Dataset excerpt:
□ □ □

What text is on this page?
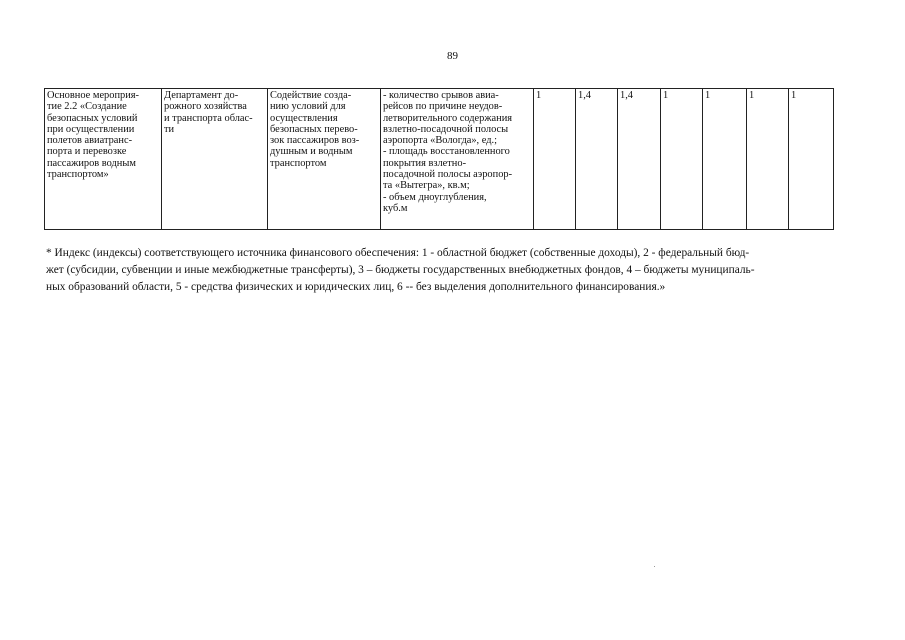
89
Основное мероприя-
тие 2.2 «Создание
безопасных условий
при осуществлении
полетов авиатранс-
порта и перевозке
пассажиров водным
транспортом»	Департамент до-
рожного хозяйства
и транспорта облас-
ти	Содействие созда-
нию условий для
осуществления
безопасных перево-
зок пассажиров воз-
душным и водным
транспортом	- количество срывов авиа-
рейсов по причине неудов-
летворительного содержания
взлетно-посадочной полосы
аэропорта «Вологда», ед.;
- площадь восстановленного
покрытия взлетно-
посадочной полосы аэропор-
та «Вытегра», кв.м;
- объем дноуглубления,
куб.м	1	1,4	1,4	1	1	1	1
* Индекс (индексы) соответствующего источника финансового обеспечения: 1 - областной бюджет (собственные доходы), 2 - федеральный бюд-
жет (субсидии, субвенции и иные межбюджетные трансферты), 3 – бюджеты государственных внебюджетных фондов, 4 – бюджеты муниципаль-
ных образований области, 5 - средства физических и юридических лиц, 6 -- без выделения дополнительного финансирования.»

□ □ □

Determine the number of lines in the listing that hold the word "полосы", and supply that number and nothing further.

2